> **The task**
Select the lines of the records containing the word "AmpR" and list them.

# start of Supplied data

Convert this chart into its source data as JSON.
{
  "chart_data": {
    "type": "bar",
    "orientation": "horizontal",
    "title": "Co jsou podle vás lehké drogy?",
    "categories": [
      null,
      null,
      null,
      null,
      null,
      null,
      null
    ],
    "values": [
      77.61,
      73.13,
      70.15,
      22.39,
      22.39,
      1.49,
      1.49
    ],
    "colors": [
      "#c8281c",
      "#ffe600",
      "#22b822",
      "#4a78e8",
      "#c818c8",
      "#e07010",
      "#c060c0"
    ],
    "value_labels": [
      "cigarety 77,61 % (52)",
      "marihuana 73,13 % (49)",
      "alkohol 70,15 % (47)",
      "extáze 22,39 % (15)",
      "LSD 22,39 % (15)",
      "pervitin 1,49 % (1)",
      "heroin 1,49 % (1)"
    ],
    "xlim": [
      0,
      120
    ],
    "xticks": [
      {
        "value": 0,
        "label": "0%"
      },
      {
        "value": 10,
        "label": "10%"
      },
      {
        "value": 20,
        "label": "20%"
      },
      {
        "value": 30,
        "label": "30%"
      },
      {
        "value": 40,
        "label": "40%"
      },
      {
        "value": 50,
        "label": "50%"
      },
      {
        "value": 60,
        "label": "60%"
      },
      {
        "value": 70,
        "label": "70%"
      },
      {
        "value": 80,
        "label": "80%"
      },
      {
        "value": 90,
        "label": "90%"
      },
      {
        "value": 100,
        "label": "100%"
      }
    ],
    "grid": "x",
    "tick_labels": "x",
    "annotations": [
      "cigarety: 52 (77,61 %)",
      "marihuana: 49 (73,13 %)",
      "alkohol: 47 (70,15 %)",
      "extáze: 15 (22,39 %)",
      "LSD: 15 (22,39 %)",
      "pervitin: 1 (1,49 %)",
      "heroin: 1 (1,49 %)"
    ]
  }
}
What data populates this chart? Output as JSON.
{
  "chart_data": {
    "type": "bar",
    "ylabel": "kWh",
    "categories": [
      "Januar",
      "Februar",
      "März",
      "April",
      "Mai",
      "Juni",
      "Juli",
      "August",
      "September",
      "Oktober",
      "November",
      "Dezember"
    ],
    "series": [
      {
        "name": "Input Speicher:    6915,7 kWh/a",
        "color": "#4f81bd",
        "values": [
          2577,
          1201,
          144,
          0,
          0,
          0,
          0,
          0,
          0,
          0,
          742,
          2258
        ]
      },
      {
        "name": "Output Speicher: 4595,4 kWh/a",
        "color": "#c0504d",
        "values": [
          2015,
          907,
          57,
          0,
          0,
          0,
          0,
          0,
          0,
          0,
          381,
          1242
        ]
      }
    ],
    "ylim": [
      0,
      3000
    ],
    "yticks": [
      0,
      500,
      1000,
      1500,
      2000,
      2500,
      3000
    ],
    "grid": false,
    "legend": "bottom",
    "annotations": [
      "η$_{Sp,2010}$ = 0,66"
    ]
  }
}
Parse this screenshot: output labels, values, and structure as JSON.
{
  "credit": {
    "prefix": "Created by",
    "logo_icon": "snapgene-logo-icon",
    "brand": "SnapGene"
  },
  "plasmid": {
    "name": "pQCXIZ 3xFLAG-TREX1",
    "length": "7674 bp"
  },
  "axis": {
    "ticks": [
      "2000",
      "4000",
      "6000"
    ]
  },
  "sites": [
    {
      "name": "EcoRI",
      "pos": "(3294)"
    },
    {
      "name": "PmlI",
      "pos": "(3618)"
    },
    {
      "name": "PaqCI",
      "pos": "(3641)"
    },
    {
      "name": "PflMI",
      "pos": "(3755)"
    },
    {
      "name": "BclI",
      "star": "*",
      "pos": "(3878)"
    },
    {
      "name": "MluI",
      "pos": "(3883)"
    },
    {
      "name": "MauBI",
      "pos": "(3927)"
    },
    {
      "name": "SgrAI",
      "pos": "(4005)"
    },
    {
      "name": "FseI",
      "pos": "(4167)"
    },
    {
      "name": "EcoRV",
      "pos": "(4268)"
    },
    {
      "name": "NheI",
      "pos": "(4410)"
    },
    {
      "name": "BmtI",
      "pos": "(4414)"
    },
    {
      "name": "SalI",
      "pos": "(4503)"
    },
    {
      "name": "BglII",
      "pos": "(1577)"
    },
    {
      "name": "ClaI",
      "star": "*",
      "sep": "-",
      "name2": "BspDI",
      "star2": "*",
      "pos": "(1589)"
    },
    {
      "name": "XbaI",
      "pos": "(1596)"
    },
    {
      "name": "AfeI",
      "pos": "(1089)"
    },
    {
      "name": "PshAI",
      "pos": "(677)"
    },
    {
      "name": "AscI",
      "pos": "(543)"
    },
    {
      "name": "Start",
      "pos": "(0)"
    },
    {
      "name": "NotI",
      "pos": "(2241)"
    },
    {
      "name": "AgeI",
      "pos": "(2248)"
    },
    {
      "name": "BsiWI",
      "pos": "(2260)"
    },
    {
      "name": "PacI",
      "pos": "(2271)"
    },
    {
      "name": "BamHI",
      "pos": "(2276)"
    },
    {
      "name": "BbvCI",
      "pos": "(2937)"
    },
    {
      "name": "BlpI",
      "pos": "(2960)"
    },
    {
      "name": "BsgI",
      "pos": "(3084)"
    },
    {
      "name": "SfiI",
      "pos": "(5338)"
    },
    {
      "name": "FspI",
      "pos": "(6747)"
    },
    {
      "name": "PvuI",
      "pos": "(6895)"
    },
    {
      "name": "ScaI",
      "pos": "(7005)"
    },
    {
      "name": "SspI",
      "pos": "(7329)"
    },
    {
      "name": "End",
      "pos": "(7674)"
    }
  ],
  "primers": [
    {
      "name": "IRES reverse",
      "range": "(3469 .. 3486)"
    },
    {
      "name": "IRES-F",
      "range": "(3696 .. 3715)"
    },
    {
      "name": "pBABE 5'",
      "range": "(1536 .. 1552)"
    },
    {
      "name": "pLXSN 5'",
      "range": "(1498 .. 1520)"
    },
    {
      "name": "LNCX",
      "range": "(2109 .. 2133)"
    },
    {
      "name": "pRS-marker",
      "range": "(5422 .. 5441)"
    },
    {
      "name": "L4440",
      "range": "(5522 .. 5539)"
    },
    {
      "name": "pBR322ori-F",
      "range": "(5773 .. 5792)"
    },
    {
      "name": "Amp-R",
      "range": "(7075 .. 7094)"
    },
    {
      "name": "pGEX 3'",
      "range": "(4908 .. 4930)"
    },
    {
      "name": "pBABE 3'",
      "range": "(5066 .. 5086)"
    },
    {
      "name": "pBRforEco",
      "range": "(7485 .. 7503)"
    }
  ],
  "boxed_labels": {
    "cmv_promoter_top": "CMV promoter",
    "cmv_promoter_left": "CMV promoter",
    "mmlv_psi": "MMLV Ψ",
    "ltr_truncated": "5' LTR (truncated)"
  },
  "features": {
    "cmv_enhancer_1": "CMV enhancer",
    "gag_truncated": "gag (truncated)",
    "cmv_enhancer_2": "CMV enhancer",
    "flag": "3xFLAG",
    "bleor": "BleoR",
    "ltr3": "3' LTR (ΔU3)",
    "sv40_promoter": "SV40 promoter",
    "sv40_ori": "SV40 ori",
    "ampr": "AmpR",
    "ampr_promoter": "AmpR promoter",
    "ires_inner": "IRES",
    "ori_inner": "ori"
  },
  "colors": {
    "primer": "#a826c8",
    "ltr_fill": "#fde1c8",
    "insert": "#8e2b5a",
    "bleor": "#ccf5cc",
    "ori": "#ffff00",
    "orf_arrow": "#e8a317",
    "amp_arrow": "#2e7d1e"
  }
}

# end of Supplied data

> **Result**
    "ampr": "AmpR",
    "ampr_promoter": "AmpR promoter",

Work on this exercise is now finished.